* _Problem to solve_
Give an exact copy of every line, leaving images out.

* _Extracted records_

════════════════

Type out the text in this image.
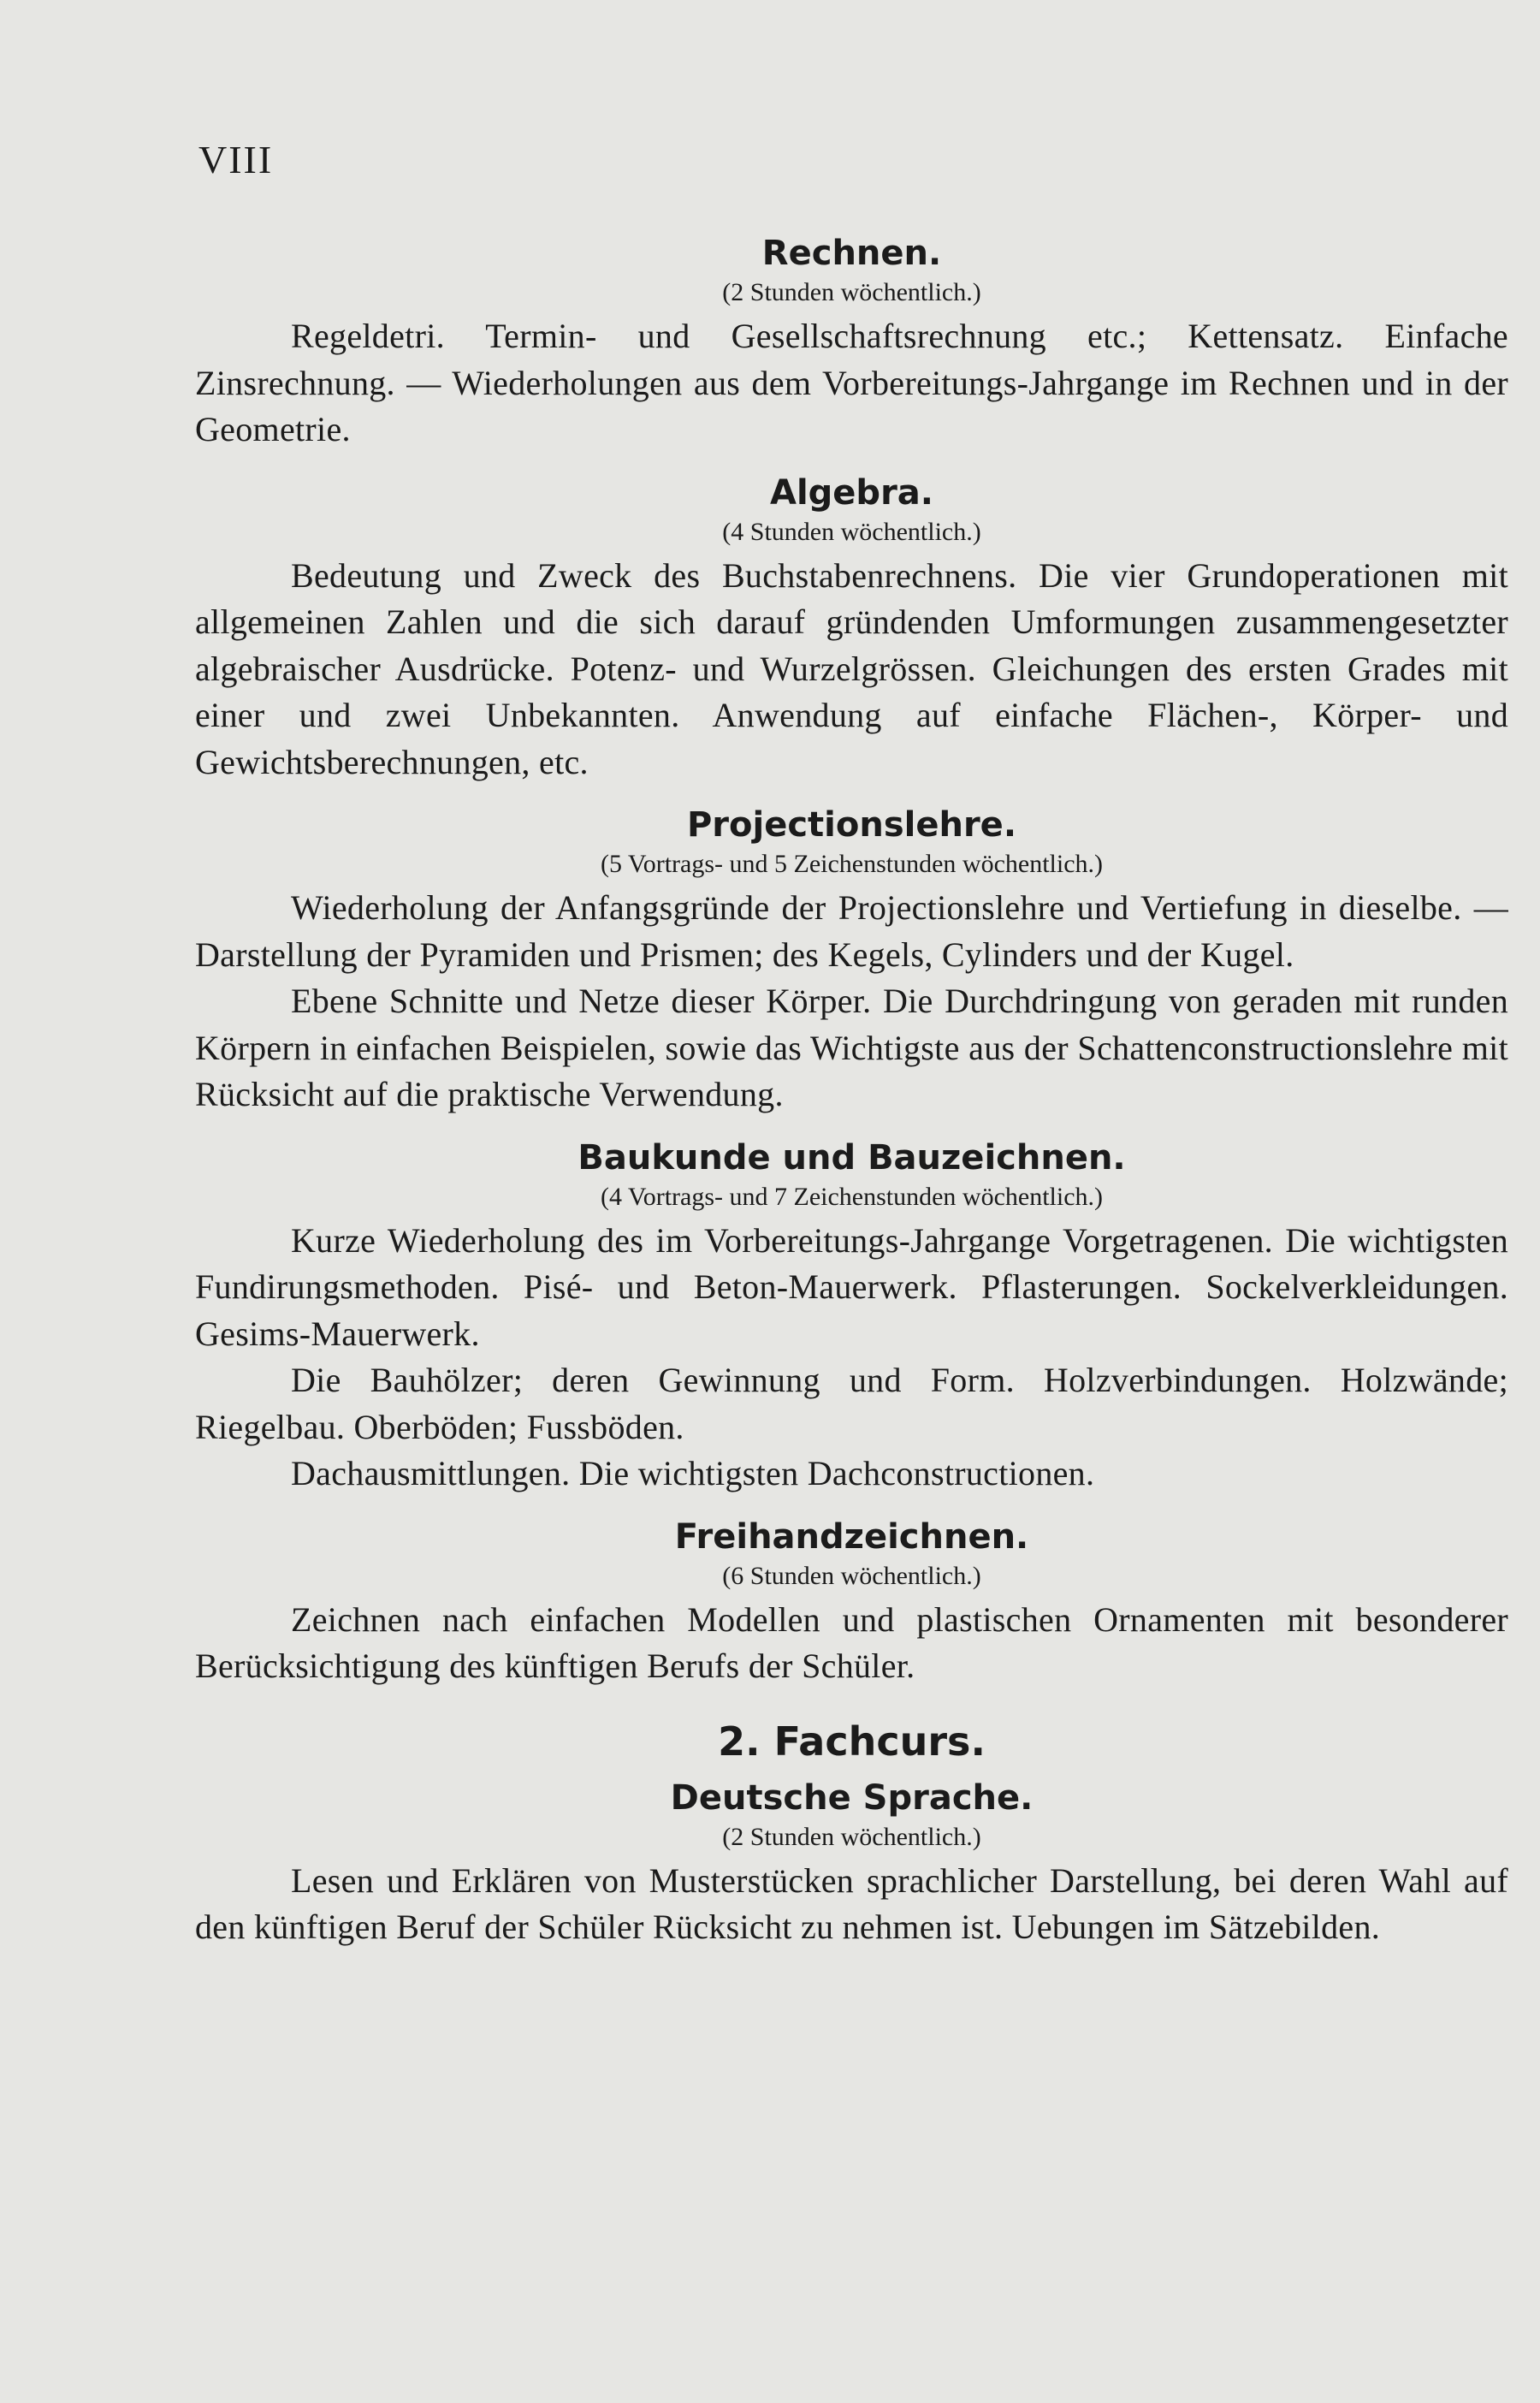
VIII
Rechnen.

(2 Stunden wöchentlich.)

Regeldetri. Termin- und Gesellschaftsrechnung etc.; Kettensatz. Einfache Zinsrechnung. — Wiederholungen aus dem Vorbereitungs-Jahrgange im Rechnen und in der Geometrie.

Algebra.

(4 Stunden wöchentlich.)

Bedeutung und Zweck des Buchstabenrechnens. Die vier Grundoperationen mit allgemeinen Zahlen und die sich darauf gründenden Umformungen zusammengesetzter algebraischer Ausdrücke. Potenz- und Wurzelgrössen. Gleichungen des ersten Grades mit einer und zwei Unbekannten. Anwendung auf einfache Flächen-, Körper- und Gewichtsberechnungen, etc.

Projectionslehre.

(5 Vortrags- und 5 Zeichenstunden wöchentlich.)

Wiederholung der Anfangsgründe der Projectionslehre und Vertiefung in dieselbe. — Darstellung der Pyramiden und Prismen; des Kegels, Cylinders und der Kugel.

Ebene Schnitte und Netze dieser Körper. Die Durchdringung von geraden mit runden Körpern in einfachen Beispielen, sowie das Wichtigste aus der Schattenconstructionslehre mit Rücksicht auf die praktische Verwendung.

Baukunde und Bauzeichnen.

(4 Vortrags- und 7 Zeichenstunden wöchentlich.)

Kurze Wiederholung des im Vorbereitungs-Jahrgange Vorgetragenen. Die wichtigsten Fundirungsmethoden. Pisé- und Beton-Mauerwerk. Pflasterungen. Sockelverkleidungen. Gesims-Mauerwerk.

Die Bauhölzer; deren Gewinnung und Form. Holzverbindungen. Holzwände; Riegelbau. Oberböden; Fussböden.

Dachausmittlungen. Die wichtigsten Dachconstructionen.

Freihandzeichnen.

(6 Stunden wöchentlich.)

Zeichnen nach einfachen Modellen und plastischen Ornamenten mit besonderer Berücksichtigung des künftigen Berufs der Schüler.

2. Fachcurs.
Deutsche Sprache.

(2 Stunden wöchentlich.)

Lesen und Erklären von Musterstücken sprachlicher Darstellung, bei deren Wahl auf den künftigen Beruf der Schüler Rücksicht zu nehmen ist. Uebungen im Sätzebilden.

════════════════

* _The output_
Type out the text in this image.
VIII
Rechnen.

(2 Stunden wöchentlich.)

Regeldetri. Termin- und Gesellschaftsrechnung etc.; Kettensatz. Einfache Zinsrechnung. — Wiederholungen aus dem Vorbereitungs-Jahrgange im Rechnen und in der Geometrie.

Algebra.

(4 Stunden wöchentlich.)

Bedeutung und Zweck des Buchstabenrechnens. Die vier Grundoperationen mit allgemeinen Zahlen und die sich darauf gründenden Umformungen zusammengesetzter algebraischer Ausdrücke. Potenz- und Wurzelgrössen. Gleichungen des ersten Grades mit einer und zwei Unbekannten. Anwendung auf einfache Flächen-, Körper- und Gewichtsberechnungen, etc.

Projectionslehre.

(5 Vortrags- und 5 Zeichenstunden wöchentlich.)

Wiederholung der Anfangsgründe der Projectionslehre und Vertiefung in dieselbe. — Darstellung der Pyramiden und Prismen; des Kegels, Cylinders und der Kugel.

Ebene Schnitte und Netze dieser Körper. Die Durchdringung von geraden mit runden Körpern in einfachen Beispielen, sowie das Wichtigste aus der Schattenconstructionslehre mit Rücksicht auf die praktische Verwendung.

Baukunde und Bauzeichnen.

(4 Vortrags- und 7 Zeichenstunden wöchentlich.)

Kurze Wiederholung des im Vorbereitungs-Jahrgange Vorgetragenen. Die wichtigsten Fundirungsmethoden. Pisé- und Beton-Mauerwerk. Pflasterungen. Sockelverkleidungen. Gesims-Mauerwerk.

Die Bauhölzer; deren Gewinnung und Form. Holzverbindungen. Holzwände; Riegelbau. Oberböden; Fussböden.

Dachausmittlungen. Die wichtigsten Dachconstructionen.

Freihandzeichnen.

(6 Stunden wöchentlich.)

Zeichnen nach einfachen Modellen und plastischen Ornamenten mit besonderer Berücksichtigung des künftigen Berufs der Schüler.

2. Fachcurs.
Deutsche Sprache.

(2 Stunden wöchentlich.)

Lesen und Erklären von Musterstücken sprachlicher Darstellung, bei deren Wahl auf den künftigen Beruf der Schüler Rücksicht zu nehmen ist. Uebungen im Sätzebilden.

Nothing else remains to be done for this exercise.